**What you need to do**
Which lines in the material below contain the word "Herm"? Copy each of them.

(Data records)
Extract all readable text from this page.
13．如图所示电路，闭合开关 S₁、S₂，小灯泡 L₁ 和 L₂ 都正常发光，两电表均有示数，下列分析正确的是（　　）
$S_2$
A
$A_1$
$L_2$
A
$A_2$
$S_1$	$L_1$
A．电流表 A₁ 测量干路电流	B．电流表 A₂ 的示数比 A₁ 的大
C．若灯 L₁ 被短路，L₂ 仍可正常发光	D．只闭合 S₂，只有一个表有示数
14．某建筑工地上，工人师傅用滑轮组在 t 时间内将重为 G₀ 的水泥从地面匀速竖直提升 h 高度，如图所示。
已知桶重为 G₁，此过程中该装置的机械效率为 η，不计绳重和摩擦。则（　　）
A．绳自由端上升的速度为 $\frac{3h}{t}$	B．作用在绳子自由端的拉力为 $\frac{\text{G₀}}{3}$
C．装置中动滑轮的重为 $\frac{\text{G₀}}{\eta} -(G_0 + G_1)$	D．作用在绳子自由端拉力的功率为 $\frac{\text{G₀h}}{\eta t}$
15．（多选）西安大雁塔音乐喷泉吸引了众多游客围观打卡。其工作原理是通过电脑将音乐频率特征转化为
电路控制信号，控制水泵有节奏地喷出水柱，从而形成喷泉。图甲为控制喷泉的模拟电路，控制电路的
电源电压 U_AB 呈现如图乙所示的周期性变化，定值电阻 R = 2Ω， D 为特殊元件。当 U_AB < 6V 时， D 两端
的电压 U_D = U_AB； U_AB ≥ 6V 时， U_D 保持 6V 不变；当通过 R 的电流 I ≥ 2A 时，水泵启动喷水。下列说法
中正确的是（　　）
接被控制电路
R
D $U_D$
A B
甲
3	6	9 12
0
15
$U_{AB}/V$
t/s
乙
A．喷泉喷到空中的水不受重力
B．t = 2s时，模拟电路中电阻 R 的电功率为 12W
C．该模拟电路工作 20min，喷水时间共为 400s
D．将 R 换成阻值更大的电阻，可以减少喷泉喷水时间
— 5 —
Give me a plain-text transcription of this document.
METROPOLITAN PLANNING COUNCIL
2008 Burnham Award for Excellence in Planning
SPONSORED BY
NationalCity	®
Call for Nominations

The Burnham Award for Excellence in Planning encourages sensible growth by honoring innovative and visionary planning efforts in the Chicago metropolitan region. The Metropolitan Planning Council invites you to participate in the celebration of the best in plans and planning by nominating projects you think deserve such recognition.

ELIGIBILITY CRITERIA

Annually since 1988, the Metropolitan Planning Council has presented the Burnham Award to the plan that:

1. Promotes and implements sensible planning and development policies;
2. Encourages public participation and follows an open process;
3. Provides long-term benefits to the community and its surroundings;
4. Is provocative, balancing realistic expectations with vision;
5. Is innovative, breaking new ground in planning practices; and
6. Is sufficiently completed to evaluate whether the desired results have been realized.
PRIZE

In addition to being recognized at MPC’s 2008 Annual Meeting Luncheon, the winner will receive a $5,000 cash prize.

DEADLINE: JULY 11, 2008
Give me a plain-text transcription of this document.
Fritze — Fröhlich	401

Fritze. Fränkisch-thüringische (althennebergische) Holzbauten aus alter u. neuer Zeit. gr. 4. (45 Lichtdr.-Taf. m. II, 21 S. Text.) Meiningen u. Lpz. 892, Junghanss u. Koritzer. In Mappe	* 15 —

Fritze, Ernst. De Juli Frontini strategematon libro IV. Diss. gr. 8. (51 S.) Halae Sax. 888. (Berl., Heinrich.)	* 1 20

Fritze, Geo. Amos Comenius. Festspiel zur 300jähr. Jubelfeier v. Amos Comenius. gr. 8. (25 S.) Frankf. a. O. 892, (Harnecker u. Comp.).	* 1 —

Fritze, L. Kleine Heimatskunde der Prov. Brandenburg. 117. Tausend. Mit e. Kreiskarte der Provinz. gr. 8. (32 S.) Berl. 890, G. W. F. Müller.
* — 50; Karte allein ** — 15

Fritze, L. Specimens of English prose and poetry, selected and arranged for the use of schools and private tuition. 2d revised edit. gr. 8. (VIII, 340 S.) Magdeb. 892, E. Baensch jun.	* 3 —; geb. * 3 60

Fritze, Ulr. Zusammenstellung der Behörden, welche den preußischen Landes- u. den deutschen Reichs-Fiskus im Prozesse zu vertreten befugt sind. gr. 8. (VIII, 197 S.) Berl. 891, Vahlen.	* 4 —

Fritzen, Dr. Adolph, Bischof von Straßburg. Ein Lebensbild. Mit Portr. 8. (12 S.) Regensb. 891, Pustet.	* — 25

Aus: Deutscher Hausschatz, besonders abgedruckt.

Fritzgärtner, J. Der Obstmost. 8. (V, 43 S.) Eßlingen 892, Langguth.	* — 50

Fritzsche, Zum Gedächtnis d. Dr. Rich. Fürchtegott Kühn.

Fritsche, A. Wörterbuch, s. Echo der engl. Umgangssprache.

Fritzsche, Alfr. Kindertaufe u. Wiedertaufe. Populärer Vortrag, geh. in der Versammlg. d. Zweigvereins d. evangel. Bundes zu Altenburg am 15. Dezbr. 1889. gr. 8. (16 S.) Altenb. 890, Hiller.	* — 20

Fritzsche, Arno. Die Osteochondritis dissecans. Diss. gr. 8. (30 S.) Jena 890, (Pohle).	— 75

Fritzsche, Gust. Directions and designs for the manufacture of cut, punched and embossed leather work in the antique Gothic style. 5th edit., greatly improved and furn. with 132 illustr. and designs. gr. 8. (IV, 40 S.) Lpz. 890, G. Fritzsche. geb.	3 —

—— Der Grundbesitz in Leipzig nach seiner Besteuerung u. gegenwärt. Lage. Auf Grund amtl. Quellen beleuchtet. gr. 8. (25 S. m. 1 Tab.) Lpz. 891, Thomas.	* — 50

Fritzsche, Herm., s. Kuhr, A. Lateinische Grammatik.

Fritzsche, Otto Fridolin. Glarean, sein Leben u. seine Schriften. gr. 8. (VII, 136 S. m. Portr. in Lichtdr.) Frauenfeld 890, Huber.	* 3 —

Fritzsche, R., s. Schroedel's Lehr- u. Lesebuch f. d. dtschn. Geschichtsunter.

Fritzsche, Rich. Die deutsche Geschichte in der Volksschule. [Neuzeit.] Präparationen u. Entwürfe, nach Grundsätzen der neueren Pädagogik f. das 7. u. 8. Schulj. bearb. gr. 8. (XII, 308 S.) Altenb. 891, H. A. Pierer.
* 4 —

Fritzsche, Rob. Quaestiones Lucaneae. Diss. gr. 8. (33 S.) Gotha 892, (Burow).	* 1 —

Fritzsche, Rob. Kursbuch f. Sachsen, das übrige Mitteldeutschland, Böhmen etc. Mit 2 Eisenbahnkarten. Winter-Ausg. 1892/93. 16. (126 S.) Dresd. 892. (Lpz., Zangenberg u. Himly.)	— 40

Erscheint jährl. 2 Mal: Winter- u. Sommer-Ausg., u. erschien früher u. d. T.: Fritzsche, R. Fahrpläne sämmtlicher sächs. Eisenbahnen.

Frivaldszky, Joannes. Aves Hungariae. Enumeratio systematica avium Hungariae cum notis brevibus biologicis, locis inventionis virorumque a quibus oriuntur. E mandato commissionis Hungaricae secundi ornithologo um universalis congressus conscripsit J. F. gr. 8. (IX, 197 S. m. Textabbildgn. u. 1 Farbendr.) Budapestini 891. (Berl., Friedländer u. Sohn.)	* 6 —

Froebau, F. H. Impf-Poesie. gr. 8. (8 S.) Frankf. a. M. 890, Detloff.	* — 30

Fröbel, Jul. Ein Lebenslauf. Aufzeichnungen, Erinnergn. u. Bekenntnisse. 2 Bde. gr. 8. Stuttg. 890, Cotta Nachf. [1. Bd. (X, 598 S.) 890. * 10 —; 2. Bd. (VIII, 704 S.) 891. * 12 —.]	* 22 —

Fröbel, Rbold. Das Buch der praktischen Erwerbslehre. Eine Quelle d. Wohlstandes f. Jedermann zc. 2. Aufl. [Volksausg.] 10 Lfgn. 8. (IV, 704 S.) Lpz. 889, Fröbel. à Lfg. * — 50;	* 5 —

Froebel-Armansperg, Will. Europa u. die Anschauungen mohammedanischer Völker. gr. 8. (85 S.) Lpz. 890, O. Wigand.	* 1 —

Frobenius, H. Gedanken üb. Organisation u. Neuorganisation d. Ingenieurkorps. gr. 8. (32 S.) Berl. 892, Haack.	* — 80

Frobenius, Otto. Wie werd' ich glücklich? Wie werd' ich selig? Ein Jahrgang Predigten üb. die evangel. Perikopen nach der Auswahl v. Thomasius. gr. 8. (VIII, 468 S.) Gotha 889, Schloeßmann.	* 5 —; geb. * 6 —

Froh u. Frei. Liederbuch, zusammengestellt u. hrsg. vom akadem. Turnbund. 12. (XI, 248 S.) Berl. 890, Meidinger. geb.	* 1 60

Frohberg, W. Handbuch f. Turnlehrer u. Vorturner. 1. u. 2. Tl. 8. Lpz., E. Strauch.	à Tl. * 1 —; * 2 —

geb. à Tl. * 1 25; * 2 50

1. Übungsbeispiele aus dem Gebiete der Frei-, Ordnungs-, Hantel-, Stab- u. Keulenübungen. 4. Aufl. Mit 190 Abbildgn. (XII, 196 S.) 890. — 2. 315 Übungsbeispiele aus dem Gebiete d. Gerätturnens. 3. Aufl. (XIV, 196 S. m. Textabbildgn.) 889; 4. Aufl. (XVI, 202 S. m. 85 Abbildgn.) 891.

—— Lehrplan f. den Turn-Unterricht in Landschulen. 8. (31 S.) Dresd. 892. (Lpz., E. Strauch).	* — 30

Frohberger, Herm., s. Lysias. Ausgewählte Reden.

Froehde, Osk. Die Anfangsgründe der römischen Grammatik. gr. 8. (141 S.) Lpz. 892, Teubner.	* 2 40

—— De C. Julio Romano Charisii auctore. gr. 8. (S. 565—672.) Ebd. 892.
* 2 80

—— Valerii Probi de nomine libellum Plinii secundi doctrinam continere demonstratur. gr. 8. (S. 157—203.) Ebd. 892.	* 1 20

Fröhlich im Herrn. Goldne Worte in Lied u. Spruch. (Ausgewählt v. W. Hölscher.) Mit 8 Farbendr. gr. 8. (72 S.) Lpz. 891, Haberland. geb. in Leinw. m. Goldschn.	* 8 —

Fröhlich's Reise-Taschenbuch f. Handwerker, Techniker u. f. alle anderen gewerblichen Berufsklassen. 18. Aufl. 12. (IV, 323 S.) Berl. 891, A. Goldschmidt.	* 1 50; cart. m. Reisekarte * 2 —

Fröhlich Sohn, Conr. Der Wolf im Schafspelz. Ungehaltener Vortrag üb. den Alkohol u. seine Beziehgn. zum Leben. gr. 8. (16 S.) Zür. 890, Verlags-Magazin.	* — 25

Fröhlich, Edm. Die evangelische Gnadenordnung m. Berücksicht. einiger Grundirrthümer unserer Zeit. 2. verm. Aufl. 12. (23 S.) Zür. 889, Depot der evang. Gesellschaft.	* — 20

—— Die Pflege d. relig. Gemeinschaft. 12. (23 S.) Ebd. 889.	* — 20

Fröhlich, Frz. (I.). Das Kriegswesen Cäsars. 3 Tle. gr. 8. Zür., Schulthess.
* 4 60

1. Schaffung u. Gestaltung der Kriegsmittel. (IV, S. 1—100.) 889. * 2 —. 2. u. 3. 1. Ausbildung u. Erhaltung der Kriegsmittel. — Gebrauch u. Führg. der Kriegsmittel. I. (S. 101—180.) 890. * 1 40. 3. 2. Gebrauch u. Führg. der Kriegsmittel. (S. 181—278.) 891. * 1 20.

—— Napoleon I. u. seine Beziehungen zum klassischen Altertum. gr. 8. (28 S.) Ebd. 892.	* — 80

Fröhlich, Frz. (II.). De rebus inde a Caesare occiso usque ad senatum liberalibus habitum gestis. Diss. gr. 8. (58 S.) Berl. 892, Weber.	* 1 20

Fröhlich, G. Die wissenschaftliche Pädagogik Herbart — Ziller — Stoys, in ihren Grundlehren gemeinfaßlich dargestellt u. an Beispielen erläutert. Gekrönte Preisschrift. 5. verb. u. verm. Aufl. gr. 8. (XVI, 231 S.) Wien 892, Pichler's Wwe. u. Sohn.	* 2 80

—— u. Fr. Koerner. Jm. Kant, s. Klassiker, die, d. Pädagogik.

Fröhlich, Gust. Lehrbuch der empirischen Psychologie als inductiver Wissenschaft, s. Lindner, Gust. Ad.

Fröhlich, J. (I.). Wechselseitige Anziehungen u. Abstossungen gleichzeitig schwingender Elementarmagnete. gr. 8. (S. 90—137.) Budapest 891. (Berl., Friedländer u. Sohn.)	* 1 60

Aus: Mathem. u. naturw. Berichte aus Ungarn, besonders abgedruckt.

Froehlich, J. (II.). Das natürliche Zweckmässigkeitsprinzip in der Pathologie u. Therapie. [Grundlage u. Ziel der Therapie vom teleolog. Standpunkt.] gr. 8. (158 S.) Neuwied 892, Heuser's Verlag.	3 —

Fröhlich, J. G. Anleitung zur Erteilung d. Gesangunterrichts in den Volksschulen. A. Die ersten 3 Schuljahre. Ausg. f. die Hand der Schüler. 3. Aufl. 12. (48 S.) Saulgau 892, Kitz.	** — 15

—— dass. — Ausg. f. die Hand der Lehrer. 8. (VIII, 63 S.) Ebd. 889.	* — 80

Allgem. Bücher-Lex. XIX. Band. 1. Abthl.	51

**Answer to the task**
Fritzsche, Herm., s. Kuhr, A. Lateinische Grammatik.
Frohberger, Herm., s. Lysias. Ausgewählte Reden.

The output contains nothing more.